### Aim of the task
Copy the forum thread again, everything from "If you want" down to "12 week scan!!", replacing "family event" with "family gathering".
#### Selection ####
I'm 11 and told inlaws this week and my lot at 7 wks. Friends and rest of world after scan next week. It depends how private you are xx

TWavre · 23/08/2013 11:44

Firstly congratulations on your news!

We didn't want to tell anyone until after our 12 week scan, but I had such bad morning sickness that we ended up telling my parents at 8 weeks & then Mil, Fil, Sil & her hubby at 10 weeks. Really glad we did because of all the extra support we got when I felt dreadful & needed it most. We told the rest of our family & friends after the scan and were really pleased we did it that way.
If you want to be the ones to tell everyone but don't think your Mum can keep it quiet why not wait until you're ready but then tell everyone at a family event? I don't think there is anything wrong with telling one set of parents before the other really, especially if you don't think they'll keep it quiet.

PrincessKitKat · 23/08/2013 11:46

Told our parents at 6 weeks and asked them to keep it to themselves.
MIL immediately blabbed to her sister (meaning our cousins also know) and my mum is huffy that she can't tell her friends.

So wish we'd waited until after the 12 week scan!!
#### Material shown ####
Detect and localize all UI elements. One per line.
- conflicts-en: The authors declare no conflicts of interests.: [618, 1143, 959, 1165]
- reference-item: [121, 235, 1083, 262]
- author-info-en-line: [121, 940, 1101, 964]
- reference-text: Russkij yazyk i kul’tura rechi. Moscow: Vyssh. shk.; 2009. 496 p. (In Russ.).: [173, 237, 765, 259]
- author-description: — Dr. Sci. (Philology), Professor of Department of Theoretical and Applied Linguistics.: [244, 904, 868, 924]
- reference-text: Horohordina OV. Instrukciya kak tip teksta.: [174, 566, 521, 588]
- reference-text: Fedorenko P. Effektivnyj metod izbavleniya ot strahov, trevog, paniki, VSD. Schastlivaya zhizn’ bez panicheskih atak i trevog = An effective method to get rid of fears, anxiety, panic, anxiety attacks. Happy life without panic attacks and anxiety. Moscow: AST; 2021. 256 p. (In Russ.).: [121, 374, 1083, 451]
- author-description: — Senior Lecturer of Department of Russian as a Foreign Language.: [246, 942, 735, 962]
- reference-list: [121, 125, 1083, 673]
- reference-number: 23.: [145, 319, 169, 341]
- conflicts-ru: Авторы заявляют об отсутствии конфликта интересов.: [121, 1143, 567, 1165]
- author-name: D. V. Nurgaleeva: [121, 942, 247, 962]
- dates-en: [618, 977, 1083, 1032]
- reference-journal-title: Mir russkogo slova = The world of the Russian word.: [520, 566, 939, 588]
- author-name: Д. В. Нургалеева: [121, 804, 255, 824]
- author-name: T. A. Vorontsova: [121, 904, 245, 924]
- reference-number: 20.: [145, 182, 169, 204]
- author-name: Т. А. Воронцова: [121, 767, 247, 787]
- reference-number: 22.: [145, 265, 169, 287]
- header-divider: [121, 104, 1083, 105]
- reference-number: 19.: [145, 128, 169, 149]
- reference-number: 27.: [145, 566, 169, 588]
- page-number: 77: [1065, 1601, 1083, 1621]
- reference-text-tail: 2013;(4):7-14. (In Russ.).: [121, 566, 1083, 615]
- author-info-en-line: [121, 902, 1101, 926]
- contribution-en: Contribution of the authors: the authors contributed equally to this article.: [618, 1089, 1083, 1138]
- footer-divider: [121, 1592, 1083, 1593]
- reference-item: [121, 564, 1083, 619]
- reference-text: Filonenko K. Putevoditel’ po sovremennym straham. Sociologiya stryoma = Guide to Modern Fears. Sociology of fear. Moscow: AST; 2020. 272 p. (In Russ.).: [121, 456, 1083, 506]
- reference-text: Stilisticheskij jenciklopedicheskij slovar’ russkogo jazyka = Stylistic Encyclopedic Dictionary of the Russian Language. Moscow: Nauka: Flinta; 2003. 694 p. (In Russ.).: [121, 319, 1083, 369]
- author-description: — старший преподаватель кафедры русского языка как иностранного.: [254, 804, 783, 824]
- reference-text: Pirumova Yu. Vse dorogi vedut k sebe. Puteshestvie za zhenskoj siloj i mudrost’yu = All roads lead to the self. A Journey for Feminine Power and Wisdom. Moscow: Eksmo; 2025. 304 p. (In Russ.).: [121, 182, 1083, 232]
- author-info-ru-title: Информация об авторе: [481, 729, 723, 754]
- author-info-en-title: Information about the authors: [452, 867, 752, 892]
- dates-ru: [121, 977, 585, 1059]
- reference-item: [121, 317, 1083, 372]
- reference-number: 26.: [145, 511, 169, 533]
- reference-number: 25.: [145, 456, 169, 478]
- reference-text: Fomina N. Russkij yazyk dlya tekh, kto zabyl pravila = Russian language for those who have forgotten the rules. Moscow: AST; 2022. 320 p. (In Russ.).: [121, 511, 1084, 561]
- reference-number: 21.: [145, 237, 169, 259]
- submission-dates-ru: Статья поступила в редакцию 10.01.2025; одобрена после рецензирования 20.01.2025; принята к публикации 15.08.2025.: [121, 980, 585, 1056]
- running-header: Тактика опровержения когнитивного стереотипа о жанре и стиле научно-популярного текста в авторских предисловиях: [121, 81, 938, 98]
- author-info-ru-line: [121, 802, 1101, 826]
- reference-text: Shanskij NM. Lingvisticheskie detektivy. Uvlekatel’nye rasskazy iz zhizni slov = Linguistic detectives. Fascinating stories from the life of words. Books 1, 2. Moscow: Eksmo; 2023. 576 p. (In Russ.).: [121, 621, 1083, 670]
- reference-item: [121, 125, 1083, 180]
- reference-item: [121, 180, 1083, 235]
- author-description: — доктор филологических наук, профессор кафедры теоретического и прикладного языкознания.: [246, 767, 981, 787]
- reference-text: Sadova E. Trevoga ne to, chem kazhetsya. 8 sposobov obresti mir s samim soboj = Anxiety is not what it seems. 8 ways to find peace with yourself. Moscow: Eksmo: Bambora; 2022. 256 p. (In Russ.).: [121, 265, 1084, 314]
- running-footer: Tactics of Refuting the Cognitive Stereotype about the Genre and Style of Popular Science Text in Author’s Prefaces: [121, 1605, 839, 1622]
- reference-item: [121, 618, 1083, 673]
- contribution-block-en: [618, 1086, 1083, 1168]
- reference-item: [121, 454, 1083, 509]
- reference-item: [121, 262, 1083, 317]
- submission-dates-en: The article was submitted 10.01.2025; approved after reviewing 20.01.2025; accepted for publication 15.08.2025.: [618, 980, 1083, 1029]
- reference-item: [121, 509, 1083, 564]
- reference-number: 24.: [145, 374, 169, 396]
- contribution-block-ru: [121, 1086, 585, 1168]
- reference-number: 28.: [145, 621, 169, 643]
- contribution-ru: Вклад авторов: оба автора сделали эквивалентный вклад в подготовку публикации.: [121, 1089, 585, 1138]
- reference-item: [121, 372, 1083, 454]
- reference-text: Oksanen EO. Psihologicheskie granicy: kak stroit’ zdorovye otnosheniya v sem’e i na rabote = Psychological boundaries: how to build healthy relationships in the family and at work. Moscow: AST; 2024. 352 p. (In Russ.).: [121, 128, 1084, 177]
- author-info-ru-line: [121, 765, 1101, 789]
####
### Result for this exercise
If you want to be the ones to tell everyone but don't think your Mum can keep it quiet why not wait until you're ready but then tell everyone at a family gathering? I don't think there is anything wrong with telling one set of parents before the other really, especially if you don't think they'll keep it quiet.

PrincessKitKat · 23/08/2013 11:46

Told our parents at 6 weeks and asked them to keep it to themselves.
MIL immediately blabbed to her sister (meaning our cousins also know) and my mum is huffy that she can't tell her friends.

So wish we'd waited until after the 12 week scan!!